━━━━━ Bloque de texto
Los poemas de Angela Marinescu nos sacuden y, como explica Oproae en un prólogo que es una preciosa invitación a acercarse a la obra de esta poeta rumana, nos dejan una sensación física, no sólo nos atraviesan emocionalmente, nos hacen percibir cada músculo del cuerpo, sentir el dolor de la enfermedad y la cercanía de la muerte. Pero a pesar del lenguaje descarnado y de la expresión virtuosa del ser roto, la sorpresa de la poesía de esta autora está en la belleza. Escribir el horror tiene que dejar algo de luz, ¿no? Este es el gran acierto y el gran regalo de este libro. «Ahora no escribo sino que contraescribo provoco siempre algo que ya no está/ (...) mis manos tocan demasiado a menudo la belleza».


Portada de «Trado», de Athena Farrokhzad y Svetlana Cârstean (Kriller 71 Ediciones)
El poema sobre el abismo de Angela Marinescu


«El jardín», de Diana Bellessi (Bajo la luna)


«He construido un jardín como quien hace/ los gestos correctos en lugar errado». Volver a la poesía de Diana Bellesi es asegurarse entrar en un espacio donde las agujas del reloj se mueven más lento, donde lo pausado ocupa toda la atención poética. Un jardín que se levanta con las manos para conseguir un mapa del mundo nuevo, trazado sin espejo, con la esperanza de que haya unos ojos que observen, con el deseo de «hundirse en la belleza sin objeto». El jardín (Bajo la Luna) es uno de los libros vegetales más fascinantes que podemos leer.
━━━━━━━━━━
▸ Preguntas por responder:
(A) Según el texto sobre libros de poesía, ¿qué editorial publica «El jardín», de Diana Bellessi?
(B) Copie fielmente del texto sobre libros de poesía el fragmento que comienza en las palabras «El poema sobre» y concluye con «que podemos leer.».
(C) Prosiga el texto sobre libros de poesía a partir de su última oración.
Los registros que siguen constituyen un material independiente del texto.
━━━━━ Datos registrados
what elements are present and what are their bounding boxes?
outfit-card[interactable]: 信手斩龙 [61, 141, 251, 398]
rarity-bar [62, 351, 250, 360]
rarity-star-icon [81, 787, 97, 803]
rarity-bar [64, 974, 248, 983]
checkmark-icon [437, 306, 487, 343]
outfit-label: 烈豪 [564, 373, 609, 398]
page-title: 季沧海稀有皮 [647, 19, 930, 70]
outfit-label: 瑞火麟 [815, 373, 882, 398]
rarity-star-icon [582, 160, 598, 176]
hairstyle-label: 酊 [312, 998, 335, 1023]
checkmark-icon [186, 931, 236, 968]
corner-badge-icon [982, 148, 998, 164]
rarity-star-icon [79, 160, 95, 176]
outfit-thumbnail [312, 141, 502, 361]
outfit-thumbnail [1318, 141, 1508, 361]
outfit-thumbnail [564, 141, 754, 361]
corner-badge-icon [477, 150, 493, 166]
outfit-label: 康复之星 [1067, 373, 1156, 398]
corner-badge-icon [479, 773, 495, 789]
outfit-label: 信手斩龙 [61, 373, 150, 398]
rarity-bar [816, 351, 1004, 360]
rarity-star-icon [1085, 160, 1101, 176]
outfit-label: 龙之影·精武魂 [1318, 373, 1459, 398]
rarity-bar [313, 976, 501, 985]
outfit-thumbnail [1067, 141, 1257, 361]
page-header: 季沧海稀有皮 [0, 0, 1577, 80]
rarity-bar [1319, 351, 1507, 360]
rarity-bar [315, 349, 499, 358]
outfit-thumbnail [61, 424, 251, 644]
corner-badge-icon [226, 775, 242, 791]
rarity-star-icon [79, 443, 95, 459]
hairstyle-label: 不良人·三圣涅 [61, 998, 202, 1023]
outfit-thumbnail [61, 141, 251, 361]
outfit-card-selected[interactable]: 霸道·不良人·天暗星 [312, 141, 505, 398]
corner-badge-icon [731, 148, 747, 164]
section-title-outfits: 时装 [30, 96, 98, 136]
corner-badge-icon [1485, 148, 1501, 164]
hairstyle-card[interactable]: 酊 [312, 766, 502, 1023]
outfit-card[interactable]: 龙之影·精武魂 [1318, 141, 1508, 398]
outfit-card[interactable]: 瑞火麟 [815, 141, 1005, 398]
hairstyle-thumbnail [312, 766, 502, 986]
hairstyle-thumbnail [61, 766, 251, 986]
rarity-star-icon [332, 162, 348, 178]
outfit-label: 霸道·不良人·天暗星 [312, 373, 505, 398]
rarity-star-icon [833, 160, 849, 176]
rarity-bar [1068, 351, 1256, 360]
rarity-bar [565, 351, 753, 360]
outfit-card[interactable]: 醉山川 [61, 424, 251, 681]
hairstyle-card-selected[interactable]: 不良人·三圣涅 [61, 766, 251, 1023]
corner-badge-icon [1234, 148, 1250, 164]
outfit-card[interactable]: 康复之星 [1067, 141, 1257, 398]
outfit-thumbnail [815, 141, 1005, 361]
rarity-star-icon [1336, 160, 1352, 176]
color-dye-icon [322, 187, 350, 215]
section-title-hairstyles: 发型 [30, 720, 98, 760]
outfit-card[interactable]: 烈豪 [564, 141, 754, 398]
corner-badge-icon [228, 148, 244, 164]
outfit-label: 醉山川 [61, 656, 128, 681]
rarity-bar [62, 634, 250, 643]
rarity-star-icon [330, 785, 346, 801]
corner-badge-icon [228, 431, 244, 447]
━━━━━━━━━━
▸ Respuestas en orden:
(A) Bajo la Luna.

(B)
El poema sobre el abismo de Angela Marinescu


«El jardín», de Diana Bellessi (Bajo la luna)


«He construido un jardín como quien hace/ los gestos correctos en lugar errado». Volver a la poesía de Diana Bellesi es asegurarse entrar en un espacio donde las agujas del reloj se mueven más lento, donde lo pausado ocupa toda la atención poética. Un jardín que se levanta con las manos para conseguir un mapa del mundo nuevo, trazado sin espejo, con la esperanza de que haya unos ojos que observen, con el deseo de «hundirse en la belleza sin objeto». El jardín (Bajo la Luna) es uno de los libros vegetales más fascinantes que podemos leer.

(C)
Quizás la gran pregunta en este libro es ¿qué puede una mirada? Solemos preguntarnos por la capacidad de tolerancia de los cuerpos pero no parece inquietarnos cuánto puede soportar una mirada, cuántos de esos instantes nos acompañan a la eternidad. La voz poética de este libro es una voz que mira, que observa, y que intenta aferrarse a los microsegundos del mirar, soliviantando el derredor, potenciando toda la fuerza de unos ojos que se posan sobre el mundo y que lo construyen, que lo vuelven a construir en cada parpadeo. «Si todo orden/ es aleatorio, me sujeto/ a éste, aunque precario/ eterno en mi mirada».

No podemos pasar por esta lectura sin señalar la tremenda singularidad de la poesía de Diana Bellessi: auténtica, bella, comprometida. Ha construido un decir estético poniendo en el centro al paisaje natural y social, donde los ríos y los pájaros sirven para mirar el viaje de la humanidad, su preocupación por el pasado personal y colectivo, la memoria de los ancestros y la construcción de una identidad poética que se aleja de los grandes relatos históricos para centrarse en lo íntimo, y desde lo íntimo elevarse para contarnos. TRansmite toda su poesía una sensación de descoloque frente a la mirada normalizada y la búsqueda de un nuevo decir, íntimo, delicado pero también colectivo.

En el jardín, que se construye con las manos también hay muerte, porque «hay muerte en la cadena de las causas». Y parte del trabajo de esa mirada es saber ver lo que esconde la belleza, que siempre es pérdida. Este libro es una bella alternativa para conocer la fuerza que la tradición oral y literaria ha operado sobre su obra. Una manera de descubrir (o de volver a acercarse) a una poeta conmovida por el lenguaje pero interesada únicamente en las palabras que hunden sus raíces en la tierra. Una poeta magistral que entendió que «escribir más/ y más de lo mismo es/ otorgar consistencia/ al jardín».

Aquello que le escribió Anne Sexton a Linda Gray. «Escribí siendo infeliz pero he vivido a tope». Se me ocurre que desde ese lugar se escriben algunos de estos libros, asumiendo la infelicidad, que es lo mismo que decir: ambicionar siempre algo distinto, nuevo. Sólo desde ahí se puede construir un nuevo lenguaje, una mirada sobre el mundo que pueda transformarlo. Diseñar un jardín, con el cuerpo y en el cuerpo, y trazar posibles preguntas para explicar la existencia. Y siempre vivir. Vivir a tope. Se me ocurre que es la invitación que nos ofrecen todos estos poemas.